[Data listing]
============================================================

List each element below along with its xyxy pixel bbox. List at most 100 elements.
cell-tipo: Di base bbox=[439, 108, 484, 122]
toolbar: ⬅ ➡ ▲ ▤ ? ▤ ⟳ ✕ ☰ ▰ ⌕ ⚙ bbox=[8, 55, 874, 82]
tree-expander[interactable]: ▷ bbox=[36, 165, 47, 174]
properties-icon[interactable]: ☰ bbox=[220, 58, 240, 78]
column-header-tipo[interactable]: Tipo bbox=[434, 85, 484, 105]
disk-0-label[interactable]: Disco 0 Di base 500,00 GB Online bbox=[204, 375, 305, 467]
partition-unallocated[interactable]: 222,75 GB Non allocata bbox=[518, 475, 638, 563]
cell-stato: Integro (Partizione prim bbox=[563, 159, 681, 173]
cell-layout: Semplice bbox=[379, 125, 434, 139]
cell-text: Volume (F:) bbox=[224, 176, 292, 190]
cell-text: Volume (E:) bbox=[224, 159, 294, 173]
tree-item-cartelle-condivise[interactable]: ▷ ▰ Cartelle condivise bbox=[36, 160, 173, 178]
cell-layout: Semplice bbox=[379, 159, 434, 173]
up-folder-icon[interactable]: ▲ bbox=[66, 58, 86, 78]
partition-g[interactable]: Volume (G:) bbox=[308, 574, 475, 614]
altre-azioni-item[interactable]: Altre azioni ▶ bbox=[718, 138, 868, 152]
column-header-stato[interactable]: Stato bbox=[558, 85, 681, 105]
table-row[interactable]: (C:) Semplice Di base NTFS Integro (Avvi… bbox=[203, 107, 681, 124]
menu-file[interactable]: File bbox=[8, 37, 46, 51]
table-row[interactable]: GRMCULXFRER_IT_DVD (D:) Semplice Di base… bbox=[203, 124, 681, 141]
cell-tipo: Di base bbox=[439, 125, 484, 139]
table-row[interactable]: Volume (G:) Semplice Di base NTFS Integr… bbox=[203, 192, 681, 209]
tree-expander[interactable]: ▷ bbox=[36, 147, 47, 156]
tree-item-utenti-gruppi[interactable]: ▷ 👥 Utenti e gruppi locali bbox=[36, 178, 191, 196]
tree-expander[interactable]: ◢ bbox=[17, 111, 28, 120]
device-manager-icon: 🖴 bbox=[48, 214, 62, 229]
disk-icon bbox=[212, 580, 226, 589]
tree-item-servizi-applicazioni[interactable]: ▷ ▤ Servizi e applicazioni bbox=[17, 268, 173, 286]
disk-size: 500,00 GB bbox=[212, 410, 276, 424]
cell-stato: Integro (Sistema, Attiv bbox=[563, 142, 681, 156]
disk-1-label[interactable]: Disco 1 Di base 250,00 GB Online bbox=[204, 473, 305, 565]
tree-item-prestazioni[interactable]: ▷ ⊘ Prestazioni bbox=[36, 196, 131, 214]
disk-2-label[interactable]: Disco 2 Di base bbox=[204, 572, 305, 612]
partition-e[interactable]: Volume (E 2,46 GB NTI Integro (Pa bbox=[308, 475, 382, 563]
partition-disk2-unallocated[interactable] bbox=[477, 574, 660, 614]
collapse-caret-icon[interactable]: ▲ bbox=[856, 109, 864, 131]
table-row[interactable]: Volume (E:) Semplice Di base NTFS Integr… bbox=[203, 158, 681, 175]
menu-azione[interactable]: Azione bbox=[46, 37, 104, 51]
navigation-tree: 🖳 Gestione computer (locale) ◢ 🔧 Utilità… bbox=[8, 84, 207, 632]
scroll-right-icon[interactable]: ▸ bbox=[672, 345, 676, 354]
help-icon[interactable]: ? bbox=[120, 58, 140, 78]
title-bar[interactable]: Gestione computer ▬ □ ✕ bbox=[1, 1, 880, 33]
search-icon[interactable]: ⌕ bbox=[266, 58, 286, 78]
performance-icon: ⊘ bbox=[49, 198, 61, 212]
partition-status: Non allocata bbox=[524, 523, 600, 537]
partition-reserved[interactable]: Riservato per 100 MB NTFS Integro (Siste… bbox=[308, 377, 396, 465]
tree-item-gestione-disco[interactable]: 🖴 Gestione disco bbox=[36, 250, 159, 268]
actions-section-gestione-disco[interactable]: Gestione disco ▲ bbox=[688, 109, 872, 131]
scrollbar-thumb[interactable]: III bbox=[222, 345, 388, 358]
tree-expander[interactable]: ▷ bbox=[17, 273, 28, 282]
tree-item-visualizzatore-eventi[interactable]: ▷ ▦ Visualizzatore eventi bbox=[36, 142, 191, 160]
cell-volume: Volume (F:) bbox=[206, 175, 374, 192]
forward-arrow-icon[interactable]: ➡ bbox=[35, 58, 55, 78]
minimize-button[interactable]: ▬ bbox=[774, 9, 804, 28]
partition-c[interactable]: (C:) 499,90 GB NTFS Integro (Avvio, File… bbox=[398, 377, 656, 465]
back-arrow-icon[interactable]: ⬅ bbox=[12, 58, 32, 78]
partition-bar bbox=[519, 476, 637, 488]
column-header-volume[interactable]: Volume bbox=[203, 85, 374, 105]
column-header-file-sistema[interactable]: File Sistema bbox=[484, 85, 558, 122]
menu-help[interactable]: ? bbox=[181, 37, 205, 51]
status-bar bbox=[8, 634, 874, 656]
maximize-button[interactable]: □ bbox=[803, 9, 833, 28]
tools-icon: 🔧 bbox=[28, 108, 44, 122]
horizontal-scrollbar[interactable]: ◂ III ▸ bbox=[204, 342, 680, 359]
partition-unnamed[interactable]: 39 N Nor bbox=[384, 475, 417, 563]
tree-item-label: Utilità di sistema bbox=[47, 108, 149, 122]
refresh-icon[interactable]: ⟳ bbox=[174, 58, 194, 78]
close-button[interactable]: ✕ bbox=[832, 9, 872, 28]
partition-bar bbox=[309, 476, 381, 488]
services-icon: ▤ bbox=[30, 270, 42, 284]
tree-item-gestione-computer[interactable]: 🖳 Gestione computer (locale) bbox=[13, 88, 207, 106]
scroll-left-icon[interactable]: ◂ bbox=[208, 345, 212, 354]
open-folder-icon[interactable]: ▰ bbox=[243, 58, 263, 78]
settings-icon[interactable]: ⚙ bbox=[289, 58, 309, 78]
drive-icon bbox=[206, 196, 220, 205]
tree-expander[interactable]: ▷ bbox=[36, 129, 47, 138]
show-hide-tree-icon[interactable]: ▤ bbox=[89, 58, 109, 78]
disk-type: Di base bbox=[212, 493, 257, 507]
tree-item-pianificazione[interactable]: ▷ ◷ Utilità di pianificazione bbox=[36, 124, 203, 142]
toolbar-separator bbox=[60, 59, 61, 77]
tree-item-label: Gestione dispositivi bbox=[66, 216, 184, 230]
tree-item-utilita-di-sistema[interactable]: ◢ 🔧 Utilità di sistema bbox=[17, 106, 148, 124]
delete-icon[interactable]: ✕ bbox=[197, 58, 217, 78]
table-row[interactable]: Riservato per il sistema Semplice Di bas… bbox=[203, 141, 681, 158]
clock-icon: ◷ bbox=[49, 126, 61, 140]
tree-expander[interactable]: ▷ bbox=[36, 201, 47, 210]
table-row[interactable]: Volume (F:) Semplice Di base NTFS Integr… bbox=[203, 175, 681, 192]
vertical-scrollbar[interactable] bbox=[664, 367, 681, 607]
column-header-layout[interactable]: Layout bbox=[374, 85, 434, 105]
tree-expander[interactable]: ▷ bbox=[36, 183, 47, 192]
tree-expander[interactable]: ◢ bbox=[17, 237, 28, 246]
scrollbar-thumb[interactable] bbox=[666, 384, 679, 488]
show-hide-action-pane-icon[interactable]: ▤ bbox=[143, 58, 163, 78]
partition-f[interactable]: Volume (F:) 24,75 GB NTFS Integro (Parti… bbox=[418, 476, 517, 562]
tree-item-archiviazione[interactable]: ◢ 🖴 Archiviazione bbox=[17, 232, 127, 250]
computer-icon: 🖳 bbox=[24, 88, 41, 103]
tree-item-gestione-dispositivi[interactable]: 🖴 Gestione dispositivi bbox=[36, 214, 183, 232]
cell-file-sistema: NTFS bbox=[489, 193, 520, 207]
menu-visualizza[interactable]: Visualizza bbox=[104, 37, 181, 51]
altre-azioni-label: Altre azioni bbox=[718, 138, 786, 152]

============================================================

WRITTEN EXERCISE: Write out the records word for word, starting at their first line and ending at the line that contains "cell-layout: Semplice bbox=[379, 159, 434, 173]".

EXERCISE RESPONSE:
List each element below along with its xyxy pixel bbox. List at most 100 elements.
cell-tipo: Di base bbox=[439, 108, 484, 122]
toolbar: ⬅ ➡ ▲ ▤ ? ▤ ⟳ ✕ ☰ ▰ ⌕ ⚙ bbox=[8, 55, 874, 82]
tree-expander[interactable]: ▷ bbox=[36, 165, 47, 174]
properties-icon[interactable]: ☰ bbox=[220, 58, 240, 78]
column-header-tipo[interactable]: Tipo bbox=[434, 85, 484, 105]
disk-0-label[interactable]: Disco 0 Di base 500,00 GB Online bbox=[204, 375, 305, 467]
partition-unallocated[interactable]: 222,75 GB Non allocata bbox=[518, 475, 638, 563]
cell-stato: Integro (Partizione prim bbox=[563, 159, 681, 173]
cell-layout: Semplice bbox=[379, 125, 434, 139]
cell-text: Volume (F:) bbox=[224, 176, 292, 190]
cell-text: Volume (E:) bbox=[224, 159, 294, 173]
tree-item-cartelle-condivise[interactable]: ▷ ▰ Cartelle condivise bbox=[36, 160, 173, 178]
cell-layout: Semplice bbox=[379, 159, 434, 173]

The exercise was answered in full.